GIVEN PROBLEM: In the entries below, count every line with the word "COPYRIGHT". Return only the count.

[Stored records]
—————
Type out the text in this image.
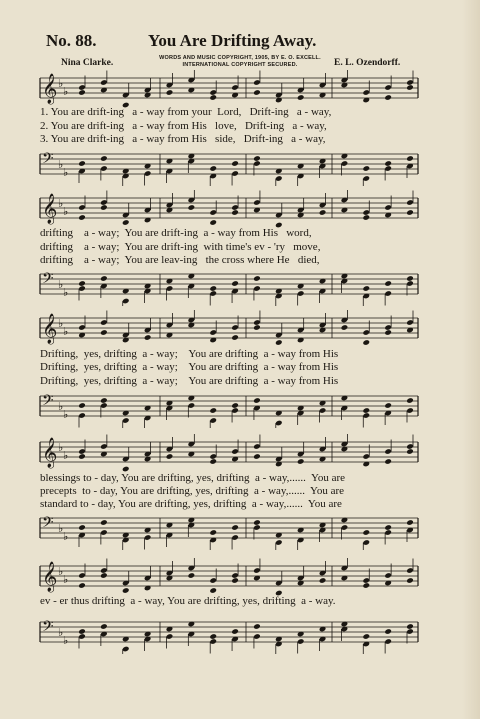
No. 88.	You Are Drifting Away.
WORDS AND MUSIC COPYRIGHT, 1905, BY E. O. EXCELL.
INTERNATIONAL COPYRIGHT SECURED.
Nina Clarke.	E. L. Ozendorff.
𝄞 ♭
♭
1. You are drift-ing   a - way from your  Lord,   Drift-ing   a - way,
2. You are drift-ing   a - way from His   love,   Drift-ing   a - way,
3. You are drift-ing   a - way from His   side,   Drift-ing   a - way,
𝄢 ♭
♭
𝄞 ♭
♭
drifting    a - way;  You are drift-ing  a - way from His   word,
drifting    a - way;  You are drift-ing  with time's ev - 'ry   move,
drifting    a - way;  You are leav-ing   the cross where He   died,
𝄢 ♭
♭
𝄞 ♭
♭
Drifting,  yes, drifting  a - way;    You are drifting  a - way from His
Drifting,  yes, drifting  a - way;    You are drifting  a - way from His
Drifting,  yes, drifting  a - way;    You are drifting  a - way from His
𝄢 ♭
♭
𝄞 ♭
♭
blessings to - day, You are drifting, yes, drifting  a - way,......  You are
precepts  to - day, You are drifting, yes, drifting  a - way,......  You are
standard to - day, You are drifting, yes, drifting  a - way,......  You are
𝄢 ♭
♭
𝄞 ♭
♭
ev - er thus drifting  a - way, You are drifting, yes, drifting  a - way.
𝄢 ♭
♭
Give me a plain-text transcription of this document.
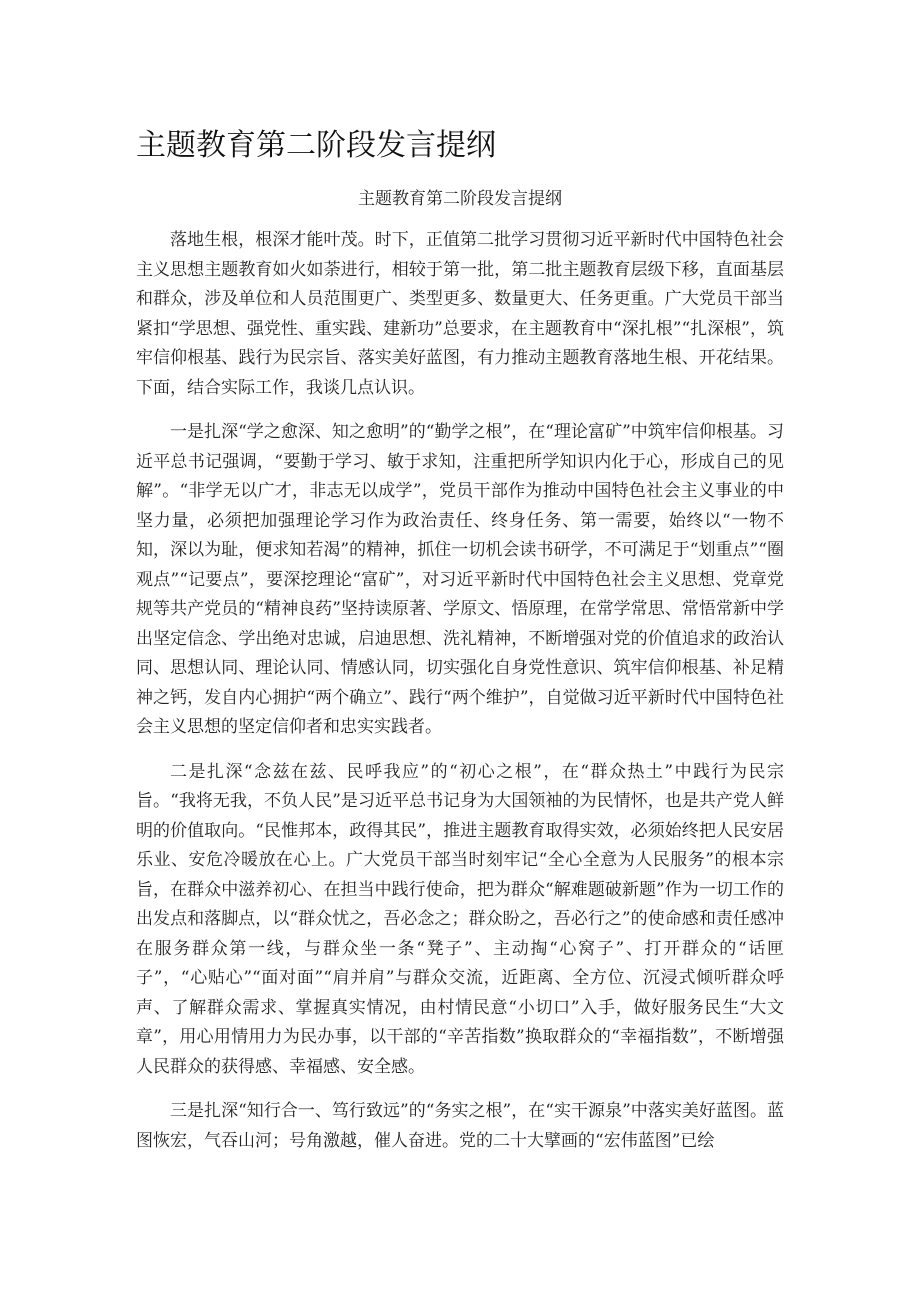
主题教育第二阶段发言提纲
主题教育第二阶段发言提纲

落地生根，根深才能叶茂。时下，正值第二批学习贯彻习近平新时代中国特色社会主义思想主题教育如火如荼进行，相较于第一批，第二批主题教育层级下移，直面基层和群众，涉及单位和人员范围更广、类型更多、数量更大、任务更重。广大党员干部当紧扣“学思想、强党性、重实践、建新功”总要求，在主题教育中“深扎根”“扎深根”，筑牢信仰根基、践行为民宗旨、落实美好蓝图，有力推动主题教育落地生根、开花结果。下面，结合实际工作，我谈几点认识。

一是扎深“学之愈深、知之愈明”的“勤学之根”，在“理论富矿”中筑牢信仰根基。习近平总书记强调，“要勤于学习、敏于求知，注重把所学知识内化于心，形成自己的见解”。“非学无以广才，非志无以成学”，党员干部作为推动中国特色社会主义事业的中坚力量，必须把加强理论学习作为政治责任、终身任务、第一需要，始终以“一物不知，深以为耻，便求知若渴”的精神，抓住一切机会读书研学，不可满足于“划重点”“圈观点”“记要点”，要深挖理论“富矿”，对习近平新时代中国特色社会主义思想、党章党规等共产党员的“精神良药”坚持读原著、学原文、悟原理，在常学常思、常悟常新中学出坚定信念、学出绝对忠诚，启迪思想、洗礼精神，不断增强对党的价值追求的政治认同、思想认同、理论认同、情感认同，切实强化自身党性意识、筑牢信仰根基、补足精神之钙，发自内心拥护“两个确立”、践行“两个维护”，自觉做习近平新时代中国特色社会主义思想的坚定信仰者和忠实实践者。

二是扎深“念兹在兹、民呼我应”的“初心之根”，在“群众热土”中践行为民宗旨。“我将无我，不负人民”是习近平总书记身为大国领袖的为民情怀，也是共产党人鲜明的价值取向。“民惟邦本，政得其民”，推进主题教育取得实效，必须始终把人民安居乐业、安危冷暖放在心上。广大党员干部当时刻牢记“全心全意为人民服务”的根本宗旨，在群众中滋养初心、在担当中践行使命，把为群众“解难题破新题”作为一切工作的出发点和落脚点，以“群众忧之，吾必念之；群众盼之，吾必行之”的使命感和责任感冲在服务群众第一线，与群众坐一条“凳子”、主动掏“心窝子”、打开群众的“话匣子”，“心贴心”“面对面”“肩并肩”与群众交流，近距离、全方位、沉浸式倾听群众呼声、了解群众需求、掌握真实情况，由村情民意“小切口”入手，做好服务民生“大文章”，用心用情用力为民办事，以干部的“辛苦指数”换取群众的“幸福指数”，不断增强人民群众的获得感、幸福感、安全感。

三是扎深“知行合一、笃行致远”的“务实之根”，在“实干源泉”中落实美好蓝图。蓝图恢宏，气吞山河；号角激越，催人奋进。党的二十大擘画的“宏伟蓝图”已绘
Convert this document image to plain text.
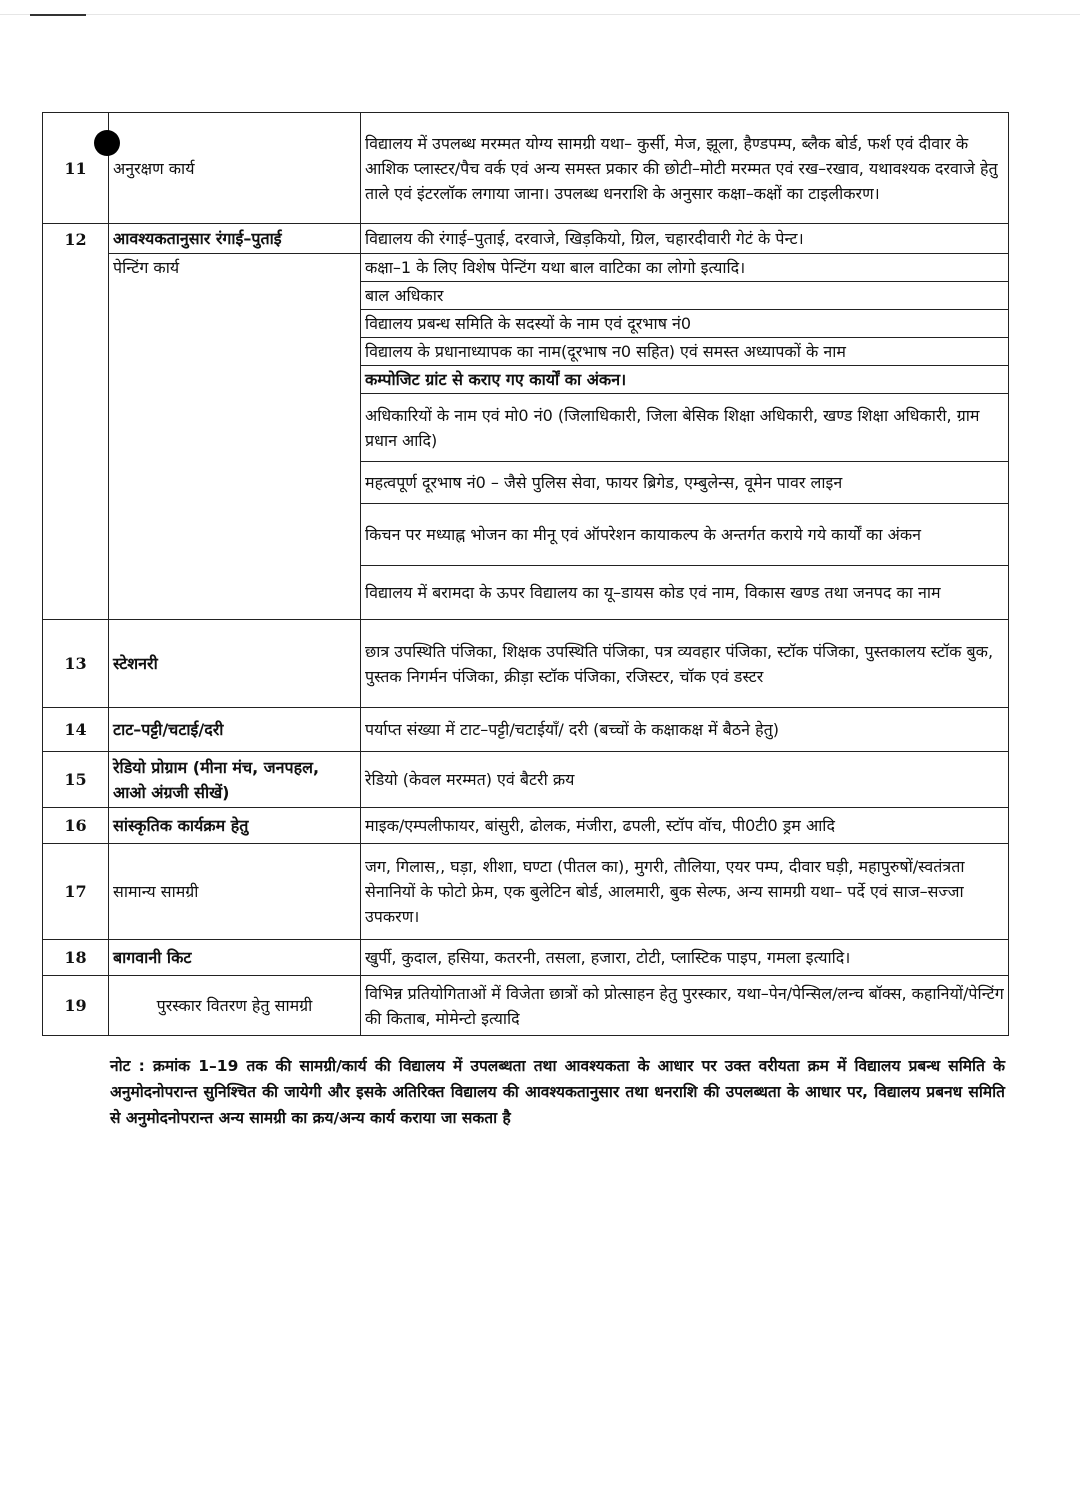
11	अनुरक्षण कार्य	विद्यालय में उपलब्ध मरम्मत योग्य सामग्री यथा– कुर्सी, मेज, झूला, हैण्डपम्प, ब्लैक बोर्ड, फर्श एवं दीवार के आशिक प्लास्टर/पैच वर्क एवं अन्य समस्त प्रकार की छोटी–मोटी मरम्मत एवं रख–रखाव, यथावश्यक दरवाजे हेतु ताले एवं इंटरलॉक लगाया जाना। उपलब्ध धनराशि के अनुसार कक्षा–कक्षों का टाइलीकरण।
12	आवश्यकतानुसार रंगाई–पुताई	विद्यालय की रंगाई–पुताई, दरवाजे, खिड़कियो, ग्रिल, चहारदीवारी गेटं के पेन्ट।
	पेन्टिंग कार्य	कक्षा–1 के लिए विशेष पेन्टिंग यथा बाल वाटिका का लोगो इत्यादि।
		बाल अधिकार
		विद्यालय प्रबन्ध समिति के सदस्यों के नाम एवं दूरभाष नं0
		विद्यालय के प्रधानाध्यापक का नाम(दूरभाष न0 सहित) एवं समस्त अध्यापकों के नाम
		कम्पोजिट ग्रांट से कराए गए कार्यों का अंकन।
		अधिकारियों के नाम एवं मो0 नं0 (जिलाधिकारी, जिला बेसिक शिक्षा अधिकारी, खण्ड शिक्षा अधिकारी, ग्राम प्रधान आदि)
		महत्वपूर्ण दूरभाष नं0 – जैसे पुलिस सेवा, फायर ब्रिगेड, एम्बुलेन्स, वूमेन पावर लाइन
		किचन पर मध्याह्न भोजन का मीनू एवं ऑपरेशन कायाकल्प के अन्तर्गत कराये गये कार्यों का अंकन
		विद्यालय में बरामदा के ऊपर विद्यालय का यू–डायस कोड एवं नाम, विकास खण्ड तथा जनपद का नाम
13	स्टेशनरी	छात्र उपस्थिति पंजिका, शिक्षक उपस्थिति पंजिका, पत्र व्यवहार पंजिका, स्टॉक पंजिका, पुस्तकालय स्टॉक बुक, पुस्तक निगर्मन पंजिका, क्रीड़ा स्टॉक पंजिका, रजिस्टर, चॉक एवं डस्टर
14	टाट–पट्टी/चटाई/दरी	पर्याप्त संख्या में टाट–पट्टी/चटाईयाँ/ दरी (बच्चों के कक्षाकक्ष में बैठने हेतु)
15	रेडियो प्रोग्राम (मीना मंच, जनपहल, आओ अंग्रजी सीखें)	रेडियो (केवल मरम्मत) एवं बैटरी क्रय
16	सांस्कृतिक कार्यक्रम हेतु	माइक/एम्पलीफायर, बांसुरी, ढोलक, मंजीरा, ढपली, स्टॉप वॉच, पी0टी0 ड्रम आदि
17	सामान्य सामग्री	जग, गिलास,, घड़ा, शीशा, घण्टा (पीतल का), मुगरी, तौलिया, एयर पम्प, दीवार घड़ी, महापुरुषों/स्वतंत्रता सेनानियों के फोटो फ्रेम, एक बुलेटिन बोर्ड, आलमारी, बुक सेल्फ, अन्य सामग्री यथा– पर्दे एवं साज–सज्जा उपकरण।
18	बागवानी किट	खुर्पी, कुदाल, हसिया, कतरनी, तसला, हजारा, टोटी, प्लास्टिक पाइप, गमला इत्यादि।
19	पुरस्कार वितरण हेतु सामग्री	विभिन्न प्रतियोगिताओं में विजेता छात्रों को प्रोत्साहन हेतु पुरस्कार, यथा–पेन/पेन्सिल/लन्च बॉक्स, कहानियों/पेन्टिंग की किताब, मोमेन्टो इत्यादि
नोट : क्रमांक 1–19 तक की सामग्री/कार्य की विद्यालय में उपलब्धता तथा आवश्यकता के आधार पर उक्त वरीयता क्रम में विद्यालय प्रबन्ध समिति के अनुमोदनोपरान्त सुनिश्चित की जायेगी और इसके अतिरिक्त विद्यालय की आवश्यकतानुसार तथा धनराशि की उपलब्धता के आधार पर, विद्यालय प्रबनध समिति से अनुमोदनोपरान्त अन्य सामग्री का क्रय/अन्य कार्य कराया जा सकता है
—————
ANSWER FOR THE TASK: 2